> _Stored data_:

________________________________________

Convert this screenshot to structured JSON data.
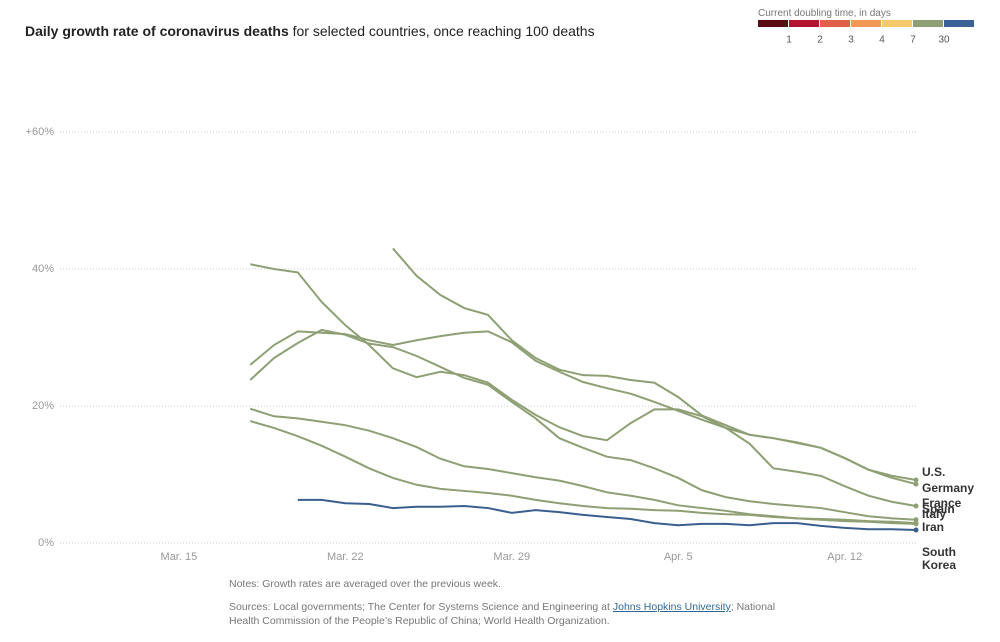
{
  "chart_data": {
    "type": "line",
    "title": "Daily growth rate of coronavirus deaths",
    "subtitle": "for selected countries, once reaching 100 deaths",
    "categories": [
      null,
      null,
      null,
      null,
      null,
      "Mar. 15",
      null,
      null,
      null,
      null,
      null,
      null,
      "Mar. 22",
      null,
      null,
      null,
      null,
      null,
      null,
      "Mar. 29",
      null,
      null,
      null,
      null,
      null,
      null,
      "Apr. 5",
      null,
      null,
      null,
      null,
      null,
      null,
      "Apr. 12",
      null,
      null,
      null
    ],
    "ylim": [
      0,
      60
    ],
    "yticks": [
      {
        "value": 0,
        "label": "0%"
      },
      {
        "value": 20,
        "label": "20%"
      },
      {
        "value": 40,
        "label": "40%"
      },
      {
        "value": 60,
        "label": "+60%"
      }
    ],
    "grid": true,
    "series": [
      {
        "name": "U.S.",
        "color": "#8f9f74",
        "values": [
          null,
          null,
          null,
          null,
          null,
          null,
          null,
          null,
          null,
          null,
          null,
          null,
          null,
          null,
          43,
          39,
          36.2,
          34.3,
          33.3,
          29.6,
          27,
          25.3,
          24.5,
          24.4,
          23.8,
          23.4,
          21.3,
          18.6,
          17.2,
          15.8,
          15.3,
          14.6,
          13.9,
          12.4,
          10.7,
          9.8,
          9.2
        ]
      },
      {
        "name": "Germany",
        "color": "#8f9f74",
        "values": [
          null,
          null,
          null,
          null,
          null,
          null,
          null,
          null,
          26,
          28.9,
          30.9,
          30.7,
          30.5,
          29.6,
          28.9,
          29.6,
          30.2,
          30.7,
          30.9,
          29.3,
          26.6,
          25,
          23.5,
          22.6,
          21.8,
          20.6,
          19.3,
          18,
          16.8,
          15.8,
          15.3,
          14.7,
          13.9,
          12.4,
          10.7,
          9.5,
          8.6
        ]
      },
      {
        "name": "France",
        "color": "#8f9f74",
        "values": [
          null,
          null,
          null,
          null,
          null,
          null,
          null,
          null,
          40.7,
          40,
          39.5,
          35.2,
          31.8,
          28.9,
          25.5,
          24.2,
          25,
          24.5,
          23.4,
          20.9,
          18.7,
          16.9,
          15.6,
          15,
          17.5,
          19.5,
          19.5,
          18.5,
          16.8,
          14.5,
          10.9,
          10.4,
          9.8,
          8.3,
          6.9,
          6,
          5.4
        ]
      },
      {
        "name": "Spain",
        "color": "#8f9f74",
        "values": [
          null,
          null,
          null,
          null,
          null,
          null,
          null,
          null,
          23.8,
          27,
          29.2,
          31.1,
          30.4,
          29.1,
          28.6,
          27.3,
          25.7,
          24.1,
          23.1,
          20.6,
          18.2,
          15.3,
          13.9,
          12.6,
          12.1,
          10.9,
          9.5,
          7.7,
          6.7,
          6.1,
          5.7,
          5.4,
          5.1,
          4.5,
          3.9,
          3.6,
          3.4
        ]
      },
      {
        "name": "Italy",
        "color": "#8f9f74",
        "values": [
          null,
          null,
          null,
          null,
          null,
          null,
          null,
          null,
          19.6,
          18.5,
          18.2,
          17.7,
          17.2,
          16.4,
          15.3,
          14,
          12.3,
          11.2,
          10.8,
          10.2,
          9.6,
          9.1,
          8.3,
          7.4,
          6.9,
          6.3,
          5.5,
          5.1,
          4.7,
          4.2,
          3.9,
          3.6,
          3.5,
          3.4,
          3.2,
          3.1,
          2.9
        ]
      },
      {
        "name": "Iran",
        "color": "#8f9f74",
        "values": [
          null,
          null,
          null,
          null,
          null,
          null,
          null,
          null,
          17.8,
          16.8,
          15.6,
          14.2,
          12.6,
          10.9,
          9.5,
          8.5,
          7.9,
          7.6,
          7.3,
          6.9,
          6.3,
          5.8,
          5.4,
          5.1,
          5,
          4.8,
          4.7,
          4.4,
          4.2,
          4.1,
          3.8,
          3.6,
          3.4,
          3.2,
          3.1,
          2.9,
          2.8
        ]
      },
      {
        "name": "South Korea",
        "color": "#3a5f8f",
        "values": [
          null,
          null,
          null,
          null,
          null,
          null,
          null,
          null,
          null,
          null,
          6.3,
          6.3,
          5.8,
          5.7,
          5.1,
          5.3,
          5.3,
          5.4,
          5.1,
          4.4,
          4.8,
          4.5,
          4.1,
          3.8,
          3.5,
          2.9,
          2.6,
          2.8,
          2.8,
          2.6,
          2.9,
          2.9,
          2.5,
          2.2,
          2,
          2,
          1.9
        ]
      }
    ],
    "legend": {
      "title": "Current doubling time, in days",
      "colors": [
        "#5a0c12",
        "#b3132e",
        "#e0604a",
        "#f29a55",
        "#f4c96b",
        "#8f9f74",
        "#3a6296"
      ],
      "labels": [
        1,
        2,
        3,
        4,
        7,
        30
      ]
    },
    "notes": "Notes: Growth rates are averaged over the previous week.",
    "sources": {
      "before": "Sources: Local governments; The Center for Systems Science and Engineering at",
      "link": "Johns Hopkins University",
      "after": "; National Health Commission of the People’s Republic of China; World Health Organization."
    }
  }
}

________________________________________

> _Work request_: Set the records down again exactly, with no pictures.

> _Response box_:
Convert this screenshot to structured JSON data.
{
  "chart_data": {
    "type": "line",
    "title": "Daily growth rate of coronavirus deaths",
    "subtitle": "for selected countries, once reaching 100 deaths",
    "categories": [
      null,
      null,
      null,
      null,
      null,
      "Mar. 15",
      null,
      null,
      null,
      null,
      null,
      null,
      "Mar. 22",
      null,
      null,
      null,
      null,
      null,
      null,
      "Mar. 29",
      null,
      null,
      null,
      null,
      null,
      null,
      "Apr. 5",
      null,
      null,
      null,
      null,
      null,
      null,
      "Apr. 12",
      null,
      null,
      null
    ],
    "ylim": [
      0,
      60
    ],
    "yticks": [
      {
        "value": 0,
        "label": "0%"
      },
      {
        "value": 20,
        "label": "20%"
      },
      {
        "value": 40,
        "label": "40%"
      },
      {
        "value": 60,
        "label": "+60%"
      }
    ],
    "grid": true,
    "series": [
      {
        "name": "U.S.",
        "color": "#8f9f74",
        "values": [
          null,
          null,
          null,
          null,
          null,
          null,
          null,
          null,
          null,
          null,
          null,
          null,
          null,
          null,
          43,
          39,
          36.2,
          34.3,
          33.3,
          29.6,
          27,
          25.3,
          24.5,
          24.4,
          23.8,
          23.4,
          21.3,
          18.6,
          17.2,
          15.8,
          15.3,
          14.6,
          13.9,
          12.4,
          10.7,
          9.8,
          9.2
        ]
      },
      {
        "name": "Germany",
        "color": "#8f9f74",
        "values": [
          null,
          null,
          null,
          null,
          null,
          null,
          null,
          null,
          26,
          28.9,
          30.9,
          30.7,
          30.5,
          29.6,
          28.9,
          29.6,
          30.2,
          30.7,
          30.9,
          29.3,
          26.6,
          25,
          23.5,
          22.6,
          21.8,
          20.6,
          19.3,
          18,
          16.8,
          15.8,
          15.3,
          14.7,
          13.9,
          12.4,
          10.7,
          9.5,
          8.6
        ]
      },
      {
        "name": "France",
        "color": "#8f9f74",
        "values": [
          null,
          null,
          null,
          null,
          null,
          null,
          null,
          null,
          40.7,
          40,
          39.5,
          35.2,
          31.8,
          28.9,
          25.5,
          24.2,
          25,
          24.5,
          23.4,
          20.9,
          18.7,
          16.9,
          15.6,
          15,
          17.5,
          19.5,
          19.5,
          18.5,
          16.8,
          14.5,
          10.9,
          10.4,
          9.8,
          8.3,
          6.9,
          6,
          5.4
        ]
      },
      {
        "name": "Spain",
        "color": "#8f9f74",
        "values": [
          null,
          null,
          null,
          null,
          null,
          null,
          null,
          null,
          23.8,
          27,
          29.2,
          31.1,
          30.4,
          29.1,
          28.6,
          27.3,
          25.7,
          24.1,
          23.1,
          20.6,
          18.2,
          15.3,
          13.9,
          12.6,
          12.1,
          10.9,
          9.5,
          7.7,
          6.7,
          6.1,
          5.7,
          5.4,
          5.1,
          4.5,
          3.9,
          3.6,
          3.4
        ]
      },
      {
        "name": "Italy",
        "color": "#8f9f74",
        "values": [
          null,
          null,
          null,
          null,
          null,
          null,
          null,
          null,
          19.6,
          18.5,
          18.2,
          17.7,
          17.2,
          16.4,
          15.3,
          14,
          12.3,
          11.2,
          10.8,
          10.2,
          9.6,
          9.1,
          8.3,
          7.4,
          6.9,
          6.3,
          5.5,
          5.1,
          4.7,
          4.2,
          3.9,
          3.6,
          3.5,
          3.4,
          3.2,
          3.1,
          2.9
        ]
      },
      {
        "name": "Iran",
        "color": "#8f9f74",
        "values": [
          null,
          null,
          null,
          null,
          null,
          null,
          null,
          null,
          17.8,
          16.8,
          15.6,
          14.2,
          12.6,
          10.9,
          9.5,
          8.5,
          7.9,
          7.6,
          7.3,
          6.9,
          6.3,
          5.8,
          5.4,
          5.1,
          5,
          4.8,
          4.7,
          4.4,
          4.2,
          4.1,
          3.8,
          3.6,
          3.4,
          3.2,
          3.1,
          2.9,
          2.8
        ]
      },
      {
        "name": "South Korea",
        "color": "#3a5f8f",
        "values": [
          null,
          null,
          null,
          null,
          null,
          null,
          null,
          null,
          null,
          null,
          6.3,
          6.3,
          5.8,
          5.7,
          5.1,
          5.3,
          5.3,
          5.4,
          5.1,
          4.4,
          4.8,
          4.5,
          4.1,
          3.8,
          3.5,
          2.9,
          2.6,
          2.8,
          2.8,
          2.6,
          2.9,
          2.9,
          2.5,
          2.2,
          2,
          2,
          1.9
        ]
      }
    ],
    "legend": {
      "title": "Current doubling time, in days",
      "colors": [
        "#5a0c12",
        "#b3132e",
        "#e0604a",
        "#f29a55",
        "#f4c96b",
        "#8f9f74",
        "#3a6296"
      ],
      "labels": [
        1,
        2,
        3,
        4,
        7,
        30
      ]
    },
    "notes": "Notes: Growth rates are averaged over the previous week.",
    "sources": {
      "before": "Sources: Local governments; The Center for Systems Science and Engineering at",
      "link": "Johns Hopkins University",
      "after": "; National Health Commission of the People’s Republic of China; World Health Organization."
    }
  }
}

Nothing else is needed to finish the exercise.